## Work task
Copy the data below exactly, omitting any picture it contains.

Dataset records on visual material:
===

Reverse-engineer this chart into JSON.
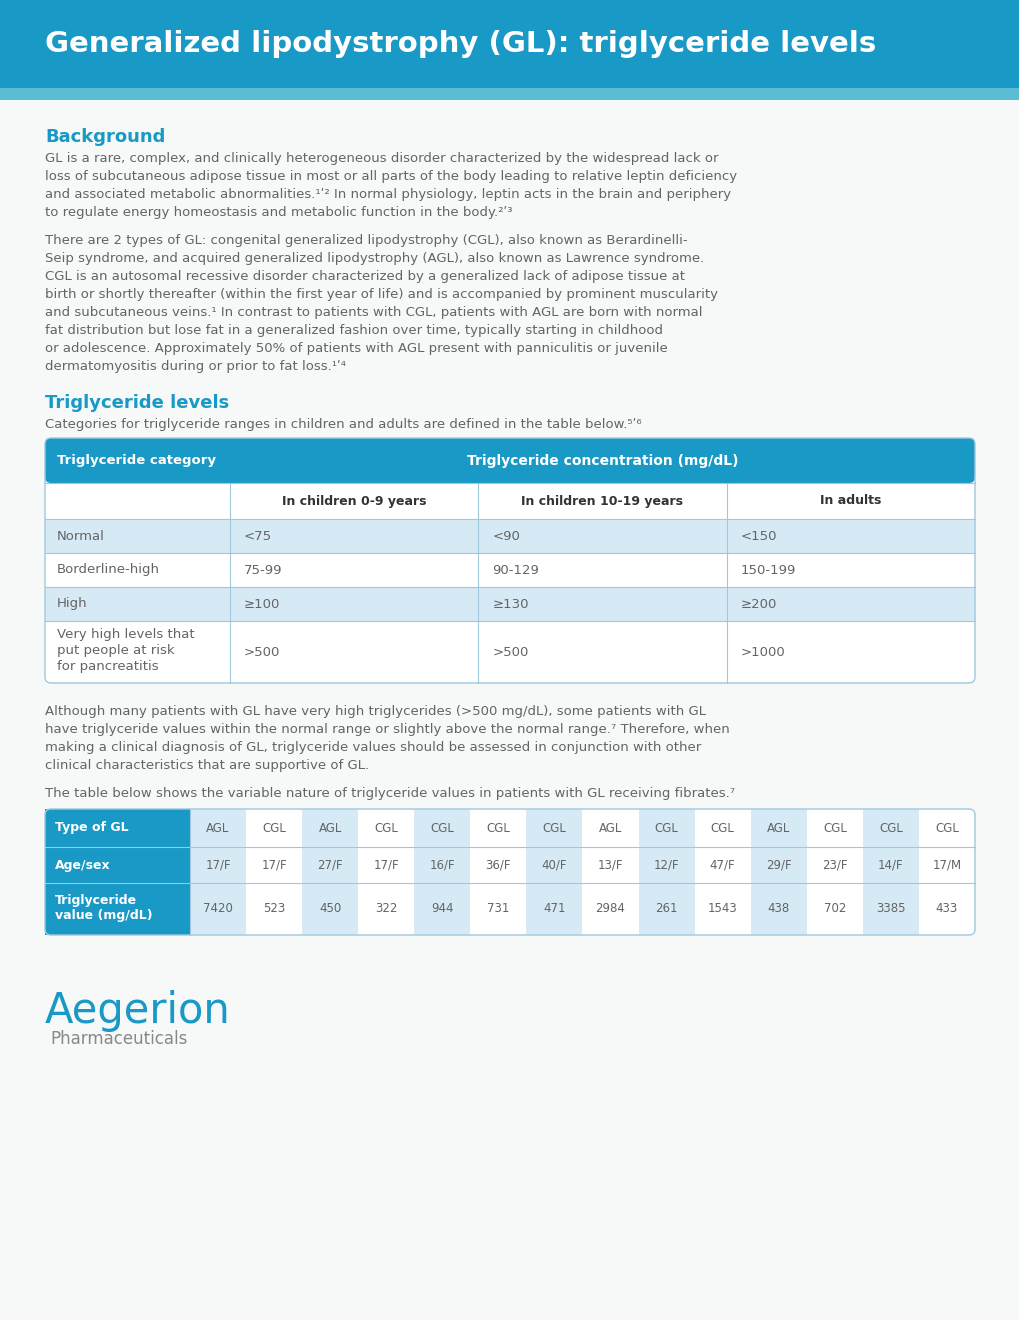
{
  "title": "Generalized lipodystrophy (GL): triglyceride levels",
  "title_bg_color": "#1899c6",
  "title_strip_color": "#5bbdd4",
  "title_text_color": "#ffffff",
  "bg_color": "#f7f8f8",
  "section1_heading": "Background",
  "section1_heading_color": "#1899c6",
  "section1_para1_lines": [
    "GL is a rare, complex, and clinically heterogeneous disorder characterized by the widespread lack or",
    "loss of subcutaneous adipose tissue in most or all parts of the body leading to relative leptin deficiency",
    "and associated metabolic abnormalities.¹ʹ² In normal physiology, leptin acts in the brain and periphery",
    "to regulate energy homeostasis and metabolic function in the body.²ʹ³"
  ],
  "section1_para2_lines": [
    "There are 2 types of GL: congenital generalized lipodystrophy (CGL), also known as Berardinelli-",
    "Seip syndrome, and acquired generalized lipodystrophy (AGL), also known as Lawrence syndrome.",
    "CGL is an autosomal recessive disorder characterized by a generalized lack of adipose tissue at",
    "birth or shortly thereafter (within the first year of life) and is accompanied by prominent muscularity",
    "and subcutaneous veins.¹ In contrast to patients with CGL, patients with AGL are born with normal",
    "fat distribution but lose fat in a generalized fashion over time, typically starting in childhood",
    "or adolescence. Approximately 50% of patients with AGL present with panniculitis or juvenile",
    "dermatomyositis during or prior to fat loss.¹ʹ⁴"
  ],
  "section2_heading": "Triglyceride levels",
  "section2_heading_color": "#1899c6",
  "section2_intro": "Categories for triglyceride ranges in children and adults are defined in the table below.⁵ʹ⁶",
  "table1_header_bg": "#1899c6",
  "table1_header_text": "#ffffff",
  "table1_row_alt_bg": "#d6eaf5",
  "table1_row_white_bg": "#ffffff",
  "table1_border_color": "#a0c8dd",
  "table1_col1_header": "Triglyceride category",
  "table1_col2_header": "Triglyceride concentration (mg/dL)",
  "table1_subcol_headers": [
    "In children 0-9 years",
    "In children 10-19 years",
    "In adults"
  ],
  "table1_rows": [
    [
      "Normal",
      "<75",
      "<90",
      "<150"
    ],
    [
      "Borderline-high",
      "75-99",
      "90-129",
      "150-199"
    ],
    [
      "High",
      "≥100",
      "≥130",
      "≥200"
    ],
    [
      "Very high levels that\nput people at risk\nfor pancreatitis",
      ">500",
      ">500",
      ">1000"
    ]
  ],
  "para_after_table1_lines": [
    "Although many patients with GL have very high triglycerides (>500 mg/dL), some patients with GL",
    "have triglyceride values within the normal range or slightly above the normal range.⁷ Therefore, when",
    "making a clinical diagnosis of GL, triglyceride values should be assessed in conjunction with other",
    "clinical characteristics that are supportive of GL."
  ],
  "para_before_table2": "The table below shows the variable nature of triglyceride values in patients with GL receiving fibrates.⁷",
  "table2_header_bg": "#1899c6",
  "table2_header_text": "#ffffff",
  "table2_row_alt_bg": "#d6eaf5",
  "table2_row_white_bg": "#ffffff",
  "table2_row1_label": "Type of GL",
  "table2_row2_label": "Age/sex",
  "table2_row3_label": "Triglyceride\nvalue (mg/dL)",
  "table2_type_gl": [
    "AGL",
    "CGL",
    "AGL",
    "CGL",
    "CGL",
    "CGL",
    "CGL",
    "AGL",
    "CGL",
    "CGL",
    "AGL",
    "CGL",
    "CGL",
    "CGL"
  ],
  "table2_age_sex": [
    "17/F",
    "17/F",
    "27/F",
    "17/F",
    "16/F",
    "36/F",
    "40/F",
    "13/F",
    "12/F",
    "47/F",
    "29/F",
    "23/F",
    "14/F",
    "17/M"
  ],
  "table2_trig": [
    "7420",
    "523",
    "450",
    "322",
    "944",
    "731",
    "471",
    "2984",
    "261",
    "1543",
    "438",
    "702",
    "3385",
    "433"
  ],
  "body_text_color": "#636466",
  "logo_text_large": "Aegerion®",
  "logo_text_small": "Pharmaceuticals",
  "logo_color": "#1899c6",
  "logo_small_color": "#888888"
}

===

## Expected output
Reverse-engineer this chart into JSON.
{
  "title": "Generalized lipodystrophy (GL): triglyceride levels",
  "title_bg_color": "#1899c6",
  "title_strip_color": "#5bbdd4",
  "title_text_color": "#ffffff",
  "bg_color": "#f7f8f8",
  "section1_heading": "Background",
  "section1_heading_color": "#1899c6",
  "section1_para1_lines": [
    "GL is a rare, complex, and clinically heterogeneous disorder characterized by the widespread lack or",
    "loss of subcutaneous adipose tissue in most or all parts of the body leading to relative leptin deficiency",
    "and associated metabolic abnormalities.¹ʹ² In normal physiology, leptin acts in the brain and periphery",
    "to regulate energy homeostasis and metabolic function in the body.²ʹ³"
  ],
  "section1_para2_lines": [
    "There are 2 types of GL: congenital generalized lipodystrophy (CGL), also known as Berardinelli-",
    "Seip syndrome, and acquired generalized lipodystrophy (AGL), also known as Lawrence syndrome.",
    "CGL is an autosomal recessive disorder characterized by a generalized lack of adipose tissue at",
    "birth or shortly thereafter (within the first year of life) and is accompanied by prominent muscularity",
    "and subcutaneous veins.¹ In contrast to patients with CGL, patients with AGL are born with normal",
    "fat distribution but lose fat in a generalized fashion over time, typically starting in childhood",
    "or adolescence. Approximately 50% of patients with AGL present with panniculitis or juvenile",
    "dermatomyositis during or prior to fat loss.¹ʹ⁴"
  ],
  "section2_heading": "Triglyceride levels",
  "section2_heading_color": "#1899c6",
  "section2_intro": "Categories for triglyceride ranges in children and adults are defined in the table below.⁵ʹ⁶",
  "table1_header_bg": "#1899c6",
  "table1_header_text": "#ffffff",
  "table1_row_alt_bg": "#d6eaf5",
  "table1_row_white_bg": "#ffffff",
  "table1_border_color": "#a0c8dd",
  "table1_col1_header": "Triglyceride category",
  "table1_col2_header": "Triglyceride concentration (mg/dL)",
  "table1_subcol_headers": [
    "In children 0-9 years",
    "In children 10-19 years",
    "In adults"
  ],
  "table1_rows": [
    [
      "Normal",
      "<75",
      "<90",
      "<150"
    ],
    [
      "Borderline-high",
      "75-99",
      "90-129",
      "150-199"
    ],
    [
      "High",
      "≥100",
      "≥130",
      "≥200"
    ],
    [
      "Very high levels that\nput people at risk\nfor pancreatitis",
      ">500",
      ">500",
      ">1000"
    ]
  ],
  "para_after_table1_lines": [
    "Although many patients with GL have very high triglycerides (>500 mg/dL), some patients with GL",
    "have triglyceride values within the normal range or slightly above the normal range.⁷ Therefore, when",
    "making a clinical diagnosis of GL, triglyceride values should be assessed in conjunction with other",
    "clinical characteristics that are supportive of GL."
  ],
  "para_before_table2": "The table below shows the variable nature of triglyceride values in patients with GL receiving fibrates.⁷",
  "table2_header_bg": "#1899c6",
  "table2_header_text": "#ffffff",
  "table2_row_alt_bg": "#d6eaf5",
  "table2_row_white_bg": "#ffffff",
  "table2_row1_label": "Type of GL",
  "table2_row2_label": "Age/sex",
  "table2_row3_label": "Triglyceride\nvalue (mg/dL)",
  "table2_type_gl": [
    "AGL",
    "CGL",
    "AGL",
    "CGL",
    "CGL",
    "CGL",
    "CGL",
    "AGL",
    "CGL",
    "CGL",
    "AGL",
    "CGL",
    "CGL",
    "CGL"
  ],
  "table2_age_sex": [
    "17/F",
    "17/F",
    "27/F",
    "17/F",
    "16/F",
    "36/F",
    "40/F",
    "13/F",
    "12/F",
    "47/F",
    "29/F",
    "23/F",
    "14/F",
    "17/M"
  ],
  "table2_trig": [
    "7420",
    "523",
    "450",
    "322",
    "944",
    "731",
    "471",
    "2984",
    "261",
    "1543",
    "438",
    "702",
    "3385",
    "433"
  ],
  "body_text_color": "#636466",
  "logo_text_large": "Aegerion®",
  "logo_text_small": "Pharmaceuticals",
  "logo_color": "#1899c6",
  "logo_small_color": "#888888"
}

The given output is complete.